Written problem 1: Using the text below on the Pakistan carpet association, decide whether each statement agrees with it: (a) the association's two circles have offices in Lahore and Karachi; (b) the executive body is elected every two years; (c) PCMEA pays airfare and lodging for foreign visitors to its fair. Answer yes or no for each and quote the deciding words.

Selection:
===============

= Pakistan Carpet Manufacturers and Exporters Association =

National carpet producers

Pakistan Carpet Manufacturers and Exporters Association (PCMEA) was established in 1960 to run the affairs and work to promote carpet manufacturing industry of the country. The association is divided in two circles, Northern and Southern, with respective offices in Lahore and Karachi. The association has around 500 active members from all four provinces of the country. An executive body is elected every year comprising 24 members (12 from each circle). In 2014, Usman Ghani was elected the central chairman.

==Annual carpet exhibition==

Stalls and visitors at Annual Carpet Exhibition in Lahore, Pakistan in October 2014

 PCMEA holds an annual carpet exhibition and invites international importers, retailers and buyers to attend the fair. PCMEA provides the foreign visitors with airfare and lodging to attend the fair that is normally held for 3 or 4 days.

===============

[A block of data]

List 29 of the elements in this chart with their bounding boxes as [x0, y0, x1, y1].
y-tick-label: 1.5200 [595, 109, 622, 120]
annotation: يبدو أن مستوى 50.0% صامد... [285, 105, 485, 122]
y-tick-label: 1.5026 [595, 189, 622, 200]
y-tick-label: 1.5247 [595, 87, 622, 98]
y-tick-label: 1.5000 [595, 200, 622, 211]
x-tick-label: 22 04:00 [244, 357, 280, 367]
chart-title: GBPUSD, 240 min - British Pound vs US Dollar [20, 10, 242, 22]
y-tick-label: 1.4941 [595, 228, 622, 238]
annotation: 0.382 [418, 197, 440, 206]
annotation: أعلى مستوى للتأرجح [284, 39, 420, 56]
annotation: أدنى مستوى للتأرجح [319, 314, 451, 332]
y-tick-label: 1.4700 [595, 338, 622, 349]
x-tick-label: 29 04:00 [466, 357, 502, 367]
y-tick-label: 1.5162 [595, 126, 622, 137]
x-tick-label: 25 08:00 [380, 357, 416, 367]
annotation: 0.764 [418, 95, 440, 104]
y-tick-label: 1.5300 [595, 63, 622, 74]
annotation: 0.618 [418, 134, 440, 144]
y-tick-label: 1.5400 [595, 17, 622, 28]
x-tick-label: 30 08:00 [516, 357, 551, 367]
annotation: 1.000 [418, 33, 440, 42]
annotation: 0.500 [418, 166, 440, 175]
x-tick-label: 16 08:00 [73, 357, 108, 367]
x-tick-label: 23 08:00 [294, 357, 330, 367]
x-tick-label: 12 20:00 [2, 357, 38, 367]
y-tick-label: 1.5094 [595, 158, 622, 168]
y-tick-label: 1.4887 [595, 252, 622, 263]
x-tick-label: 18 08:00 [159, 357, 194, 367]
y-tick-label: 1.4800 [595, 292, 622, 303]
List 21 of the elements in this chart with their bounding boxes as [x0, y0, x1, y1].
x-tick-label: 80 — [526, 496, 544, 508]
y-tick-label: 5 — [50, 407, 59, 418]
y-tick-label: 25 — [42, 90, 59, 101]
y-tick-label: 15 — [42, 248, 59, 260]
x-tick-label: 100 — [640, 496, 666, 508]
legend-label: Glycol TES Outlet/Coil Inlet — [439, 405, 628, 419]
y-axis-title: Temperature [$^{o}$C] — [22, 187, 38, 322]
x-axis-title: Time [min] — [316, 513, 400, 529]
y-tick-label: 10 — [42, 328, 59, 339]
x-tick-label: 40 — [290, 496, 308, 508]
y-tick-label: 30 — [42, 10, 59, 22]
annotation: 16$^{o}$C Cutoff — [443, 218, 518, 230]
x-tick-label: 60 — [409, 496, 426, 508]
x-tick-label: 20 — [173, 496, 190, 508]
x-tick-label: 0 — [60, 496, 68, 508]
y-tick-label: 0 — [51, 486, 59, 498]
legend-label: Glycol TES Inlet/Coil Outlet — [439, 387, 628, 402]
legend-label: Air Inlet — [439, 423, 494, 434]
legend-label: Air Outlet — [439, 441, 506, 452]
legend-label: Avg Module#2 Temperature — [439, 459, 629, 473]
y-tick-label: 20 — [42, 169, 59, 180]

===============

Written problem 2: Duplicate the lines of the records above, starting at the first line of the records and ending at the line that contains "y-tick-label: 1.4941 [595, 228, 622, 238]".

Expected output 1:
(a) Yes: "with respective offices in Lahore and Karachi"
(b) No: "An executive body is elected every year comprising 24 members"
(c) Yes: "PCMEA provides the foreign visitors with airfare and lodging to attend the fair"

Expected output 2:
List 29 of the elements in this chart with their bounding boxes as [x0, y0, x1, y1].
y-tick-label: 1.5200 [595, 109, 622, 120]
annotation: يبدو أن مستوى 50.0% صامد... [285, 105, 485, 122]
y-tick-label: 1.5026 [595, 189, 622, 200]
y-tick-label: 1.5247 [595, 87, 622, 98]
y-tick-label: 1.5000 [595, 200, 622, 211]
x-tick-label: 22 04:00 [244, 357, 280, 367]
chart-title: GBPUSD, 240 min - British Pound vs US Dollar [20, 10, 242, 22]
y-tick-label: 1.4941 [595, 228, 622, 238]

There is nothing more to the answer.